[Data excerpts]
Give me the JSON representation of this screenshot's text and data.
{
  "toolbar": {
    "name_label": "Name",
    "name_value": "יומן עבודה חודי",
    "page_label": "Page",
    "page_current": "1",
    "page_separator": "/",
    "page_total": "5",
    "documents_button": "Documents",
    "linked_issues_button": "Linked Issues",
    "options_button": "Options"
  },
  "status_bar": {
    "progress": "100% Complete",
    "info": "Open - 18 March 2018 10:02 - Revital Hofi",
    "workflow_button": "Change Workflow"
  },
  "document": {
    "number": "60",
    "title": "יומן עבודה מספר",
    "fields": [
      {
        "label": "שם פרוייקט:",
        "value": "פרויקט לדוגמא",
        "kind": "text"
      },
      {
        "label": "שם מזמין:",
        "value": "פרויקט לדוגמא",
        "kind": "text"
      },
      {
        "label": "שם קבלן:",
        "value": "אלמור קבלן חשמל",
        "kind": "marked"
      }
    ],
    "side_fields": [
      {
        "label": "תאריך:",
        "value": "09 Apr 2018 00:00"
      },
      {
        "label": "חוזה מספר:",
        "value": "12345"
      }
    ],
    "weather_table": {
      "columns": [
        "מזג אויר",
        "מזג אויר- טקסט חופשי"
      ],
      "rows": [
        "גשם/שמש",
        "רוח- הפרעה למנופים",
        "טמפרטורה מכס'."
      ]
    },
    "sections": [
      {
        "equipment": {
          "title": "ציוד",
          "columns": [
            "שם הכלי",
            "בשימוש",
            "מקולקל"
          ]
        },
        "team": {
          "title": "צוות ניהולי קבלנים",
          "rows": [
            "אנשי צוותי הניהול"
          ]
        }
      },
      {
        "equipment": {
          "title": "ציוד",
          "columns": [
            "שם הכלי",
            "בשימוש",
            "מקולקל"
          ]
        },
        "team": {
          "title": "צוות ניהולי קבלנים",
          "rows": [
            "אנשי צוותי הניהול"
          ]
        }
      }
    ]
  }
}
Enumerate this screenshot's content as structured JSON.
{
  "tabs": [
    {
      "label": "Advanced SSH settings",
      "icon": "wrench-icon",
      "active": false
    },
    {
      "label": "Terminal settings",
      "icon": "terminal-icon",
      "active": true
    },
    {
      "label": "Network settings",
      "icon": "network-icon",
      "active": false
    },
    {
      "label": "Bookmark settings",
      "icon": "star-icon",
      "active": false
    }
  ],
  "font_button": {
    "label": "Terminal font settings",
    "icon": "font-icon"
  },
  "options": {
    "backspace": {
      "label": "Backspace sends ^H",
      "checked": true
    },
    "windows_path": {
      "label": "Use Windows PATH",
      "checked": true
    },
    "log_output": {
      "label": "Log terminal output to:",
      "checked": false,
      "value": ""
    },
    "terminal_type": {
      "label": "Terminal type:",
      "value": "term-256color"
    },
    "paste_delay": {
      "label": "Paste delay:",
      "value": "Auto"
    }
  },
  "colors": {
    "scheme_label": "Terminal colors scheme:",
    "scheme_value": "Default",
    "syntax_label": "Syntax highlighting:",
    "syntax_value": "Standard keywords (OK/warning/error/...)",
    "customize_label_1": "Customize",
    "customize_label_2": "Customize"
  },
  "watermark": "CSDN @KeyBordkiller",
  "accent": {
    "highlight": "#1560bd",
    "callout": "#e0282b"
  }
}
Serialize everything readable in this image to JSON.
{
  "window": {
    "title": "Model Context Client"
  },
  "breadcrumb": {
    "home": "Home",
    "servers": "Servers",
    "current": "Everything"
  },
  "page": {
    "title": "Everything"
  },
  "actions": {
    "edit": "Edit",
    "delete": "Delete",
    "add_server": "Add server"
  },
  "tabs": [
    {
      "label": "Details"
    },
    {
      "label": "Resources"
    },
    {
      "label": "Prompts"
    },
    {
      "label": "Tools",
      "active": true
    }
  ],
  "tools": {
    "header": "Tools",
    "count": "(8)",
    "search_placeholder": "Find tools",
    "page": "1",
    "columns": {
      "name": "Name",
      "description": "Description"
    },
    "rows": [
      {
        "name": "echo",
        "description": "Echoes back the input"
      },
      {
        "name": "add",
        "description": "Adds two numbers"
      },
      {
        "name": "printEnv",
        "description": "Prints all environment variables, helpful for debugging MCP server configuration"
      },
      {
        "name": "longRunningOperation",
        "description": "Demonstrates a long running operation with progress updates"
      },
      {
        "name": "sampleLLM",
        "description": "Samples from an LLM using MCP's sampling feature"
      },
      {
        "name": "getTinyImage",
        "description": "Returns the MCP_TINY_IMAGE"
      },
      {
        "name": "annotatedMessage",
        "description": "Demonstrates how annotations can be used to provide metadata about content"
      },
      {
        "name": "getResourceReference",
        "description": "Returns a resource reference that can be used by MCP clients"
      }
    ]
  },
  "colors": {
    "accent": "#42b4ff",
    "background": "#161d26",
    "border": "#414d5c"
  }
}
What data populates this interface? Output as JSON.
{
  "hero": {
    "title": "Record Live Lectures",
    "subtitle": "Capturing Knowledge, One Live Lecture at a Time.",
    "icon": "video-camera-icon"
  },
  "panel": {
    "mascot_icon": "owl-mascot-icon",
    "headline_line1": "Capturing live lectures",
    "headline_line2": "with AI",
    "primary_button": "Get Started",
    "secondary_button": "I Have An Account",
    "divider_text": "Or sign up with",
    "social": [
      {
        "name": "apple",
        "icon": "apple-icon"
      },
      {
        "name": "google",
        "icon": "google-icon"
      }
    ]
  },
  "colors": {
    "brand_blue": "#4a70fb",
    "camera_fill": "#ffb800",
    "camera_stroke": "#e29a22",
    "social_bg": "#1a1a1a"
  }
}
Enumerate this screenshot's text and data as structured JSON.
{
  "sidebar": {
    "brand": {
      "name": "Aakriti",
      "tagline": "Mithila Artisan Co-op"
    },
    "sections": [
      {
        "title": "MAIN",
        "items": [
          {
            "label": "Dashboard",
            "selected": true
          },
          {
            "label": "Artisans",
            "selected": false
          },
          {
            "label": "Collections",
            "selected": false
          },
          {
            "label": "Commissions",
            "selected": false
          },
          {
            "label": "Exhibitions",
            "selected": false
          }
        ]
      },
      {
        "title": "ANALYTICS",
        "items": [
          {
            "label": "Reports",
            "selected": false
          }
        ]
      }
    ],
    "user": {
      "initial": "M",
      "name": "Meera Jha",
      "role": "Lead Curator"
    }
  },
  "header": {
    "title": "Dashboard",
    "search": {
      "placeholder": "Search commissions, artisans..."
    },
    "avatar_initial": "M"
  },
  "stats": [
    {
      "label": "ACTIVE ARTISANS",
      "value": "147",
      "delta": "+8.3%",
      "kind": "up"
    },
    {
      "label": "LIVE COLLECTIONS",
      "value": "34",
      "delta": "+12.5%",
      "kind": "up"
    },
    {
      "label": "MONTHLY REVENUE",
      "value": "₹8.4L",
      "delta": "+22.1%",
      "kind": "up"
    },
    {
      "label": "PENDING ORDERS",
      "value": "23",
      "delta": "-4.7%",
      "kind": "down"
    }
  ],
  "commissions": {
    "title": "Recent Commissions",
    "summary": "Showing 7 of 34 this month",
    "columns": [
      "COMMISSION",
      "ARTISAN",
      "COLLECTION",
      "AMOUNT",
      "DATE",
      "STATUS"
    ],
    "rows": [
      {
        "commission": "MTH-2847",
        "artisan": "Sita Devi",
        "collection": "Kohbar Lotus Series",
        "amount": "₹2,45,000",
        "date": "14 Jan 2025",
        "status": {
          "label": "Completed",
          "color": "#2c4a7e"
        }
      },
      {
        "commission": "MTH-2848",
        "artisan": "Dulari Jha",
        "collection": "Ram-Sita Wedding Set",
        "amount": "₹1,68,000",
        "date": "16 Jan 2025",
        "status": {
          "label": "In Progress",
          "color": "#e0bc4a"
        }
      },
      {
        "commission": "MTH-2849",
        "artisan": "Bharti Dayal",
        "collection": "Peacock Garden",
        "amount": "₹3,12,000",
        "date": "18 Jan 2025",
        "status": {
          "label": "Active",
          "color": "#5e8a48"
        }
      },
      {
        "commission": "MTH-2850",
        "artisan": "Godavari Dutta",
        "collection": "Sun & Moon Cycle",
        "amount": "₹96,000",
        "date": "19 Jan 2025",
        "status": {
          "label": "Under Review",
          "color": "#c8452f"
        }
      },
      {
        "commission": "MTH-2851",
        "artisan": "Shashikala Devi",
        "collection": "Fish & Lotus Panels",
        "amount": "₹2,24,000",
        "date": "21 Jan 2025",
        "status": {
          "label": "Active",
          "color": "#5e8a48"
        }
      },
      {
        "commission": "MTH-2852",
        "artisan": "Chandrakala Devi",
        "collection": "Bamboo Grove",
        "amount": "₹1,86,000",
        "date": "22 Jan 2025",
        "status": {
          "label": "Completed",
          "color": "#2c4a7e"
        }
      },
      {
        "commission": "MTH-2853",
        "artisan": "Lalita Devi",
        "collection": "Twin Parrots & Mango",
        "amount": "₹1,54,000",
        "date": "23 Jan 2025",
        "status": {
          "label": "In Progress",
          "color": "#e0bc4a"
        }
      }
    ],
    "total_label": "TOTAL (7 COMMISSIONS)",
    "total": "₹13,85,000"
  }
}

What is being asked
Check each line of the entries above for the word "icon". List the ones that have it.

Response
      "icon": "wrench-icon",
      "icon": "terminal-icon",
      "icon": "network-icon",
      "icon": "star-icon",
    "icon": "font-icon"
    "icon": "video-camera-icon"
    "mascot_icon": "owl-mascot-icon",
        "icon": "apple-icon"
        "icon": "google-icon"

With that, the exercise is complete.